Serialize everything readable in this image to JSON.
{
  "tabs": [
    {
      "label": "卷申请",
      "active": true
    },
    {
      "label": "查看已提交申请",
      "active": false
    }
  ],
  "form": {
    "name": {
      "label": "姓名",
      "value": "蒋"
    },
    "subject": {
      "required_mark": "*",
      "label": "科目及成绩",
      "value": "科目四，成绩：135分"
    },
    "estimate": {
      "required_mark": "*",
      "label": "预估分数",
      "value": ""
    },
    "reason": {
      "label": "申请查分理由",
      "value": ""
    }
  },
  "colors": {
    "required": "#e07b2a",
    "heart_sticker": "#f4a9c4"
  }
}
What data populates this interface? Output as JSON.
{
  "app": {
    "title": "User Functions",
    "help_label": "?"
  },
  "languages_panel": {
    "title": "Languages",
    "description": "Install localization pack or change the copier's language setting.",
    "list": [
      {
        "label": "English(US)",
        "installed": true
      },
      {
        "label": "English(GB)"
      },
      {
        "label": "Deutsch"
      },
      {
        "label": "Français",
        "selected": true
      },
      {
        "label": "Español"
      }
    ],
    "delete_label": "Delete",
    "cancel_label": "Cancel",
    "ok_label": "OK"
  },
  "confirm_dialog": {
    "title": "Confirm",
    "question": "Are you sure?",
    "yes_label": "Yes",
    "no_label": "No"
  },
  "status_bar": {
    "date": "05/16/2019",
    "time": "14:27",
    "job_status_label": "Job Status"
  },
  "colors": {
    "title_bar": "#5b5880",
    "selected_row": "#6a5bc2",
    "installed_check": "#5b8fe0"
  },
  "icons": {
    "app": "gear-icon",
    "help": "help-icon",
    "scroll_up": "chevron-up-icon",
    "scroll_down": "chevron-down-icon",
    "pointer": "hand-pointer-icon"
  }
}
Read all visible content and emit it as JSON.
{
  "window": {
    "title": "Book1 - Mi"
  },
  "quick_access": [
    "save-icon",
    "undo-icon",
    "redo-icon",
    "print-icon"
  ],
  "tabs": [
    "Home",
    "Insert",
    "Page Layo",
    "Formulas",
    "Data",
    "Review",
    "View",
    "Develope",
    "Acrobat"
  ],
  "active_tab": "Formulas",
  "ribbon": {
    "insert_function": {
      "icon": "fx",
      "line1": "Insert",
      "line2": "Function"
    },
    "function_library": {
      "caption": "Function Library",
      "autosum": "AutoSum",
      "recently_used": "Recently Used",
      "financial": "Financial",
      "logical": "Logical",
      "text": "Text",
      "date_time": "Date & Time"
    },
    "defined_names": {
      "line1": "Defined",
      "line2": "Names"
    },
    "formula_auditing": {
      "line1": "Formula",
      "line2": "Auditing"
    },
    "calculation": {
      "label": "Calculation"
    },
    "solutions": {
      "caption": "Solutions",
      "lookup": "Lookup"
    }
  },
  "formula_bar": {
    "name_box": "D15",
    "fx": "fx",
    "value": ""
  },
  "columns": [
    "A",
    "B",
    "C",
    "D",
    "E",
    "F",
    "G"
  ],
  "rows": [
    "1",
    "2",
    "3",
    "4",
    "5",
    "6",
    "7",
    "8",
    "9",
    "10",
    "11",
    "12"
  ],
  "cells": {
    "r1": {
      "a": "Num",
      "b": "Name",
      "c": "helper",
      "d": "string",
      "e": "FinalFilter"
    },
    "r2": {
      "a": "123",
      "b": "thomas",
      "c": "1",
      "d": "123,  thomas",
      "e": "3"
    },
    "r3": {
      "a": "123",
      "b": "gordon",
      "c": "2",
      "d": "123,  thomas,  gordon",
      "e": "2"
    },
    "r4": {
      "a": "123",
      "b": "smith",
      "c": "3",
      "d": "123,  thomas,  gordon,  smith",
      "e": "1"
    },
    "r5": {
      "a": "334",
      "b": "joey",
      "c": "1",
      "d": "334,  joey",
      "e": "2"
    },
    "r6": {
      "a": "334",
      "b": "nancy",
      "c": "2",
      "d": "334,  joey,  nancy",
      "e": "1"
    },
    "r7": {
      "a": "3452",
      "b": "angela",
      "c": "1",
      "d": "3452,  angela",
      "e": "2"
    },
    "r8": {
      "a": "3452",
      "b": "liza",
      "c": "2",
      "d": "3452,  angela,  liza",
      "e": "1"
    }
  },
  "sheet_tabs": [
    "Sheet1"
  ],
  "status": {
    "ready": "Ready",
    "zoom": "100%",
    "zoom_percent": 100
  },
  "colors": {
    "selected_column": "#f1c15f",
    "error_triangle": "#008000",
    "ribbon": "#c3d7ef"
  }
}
──────────
## WHAT YOU SHOULD DO
Where a line contains the string "chevron", extract that line.

## EXERCISE RESULT
    "scroll_up": "chevron-up-icon",
    "scroll_down": "chevron-down-icon",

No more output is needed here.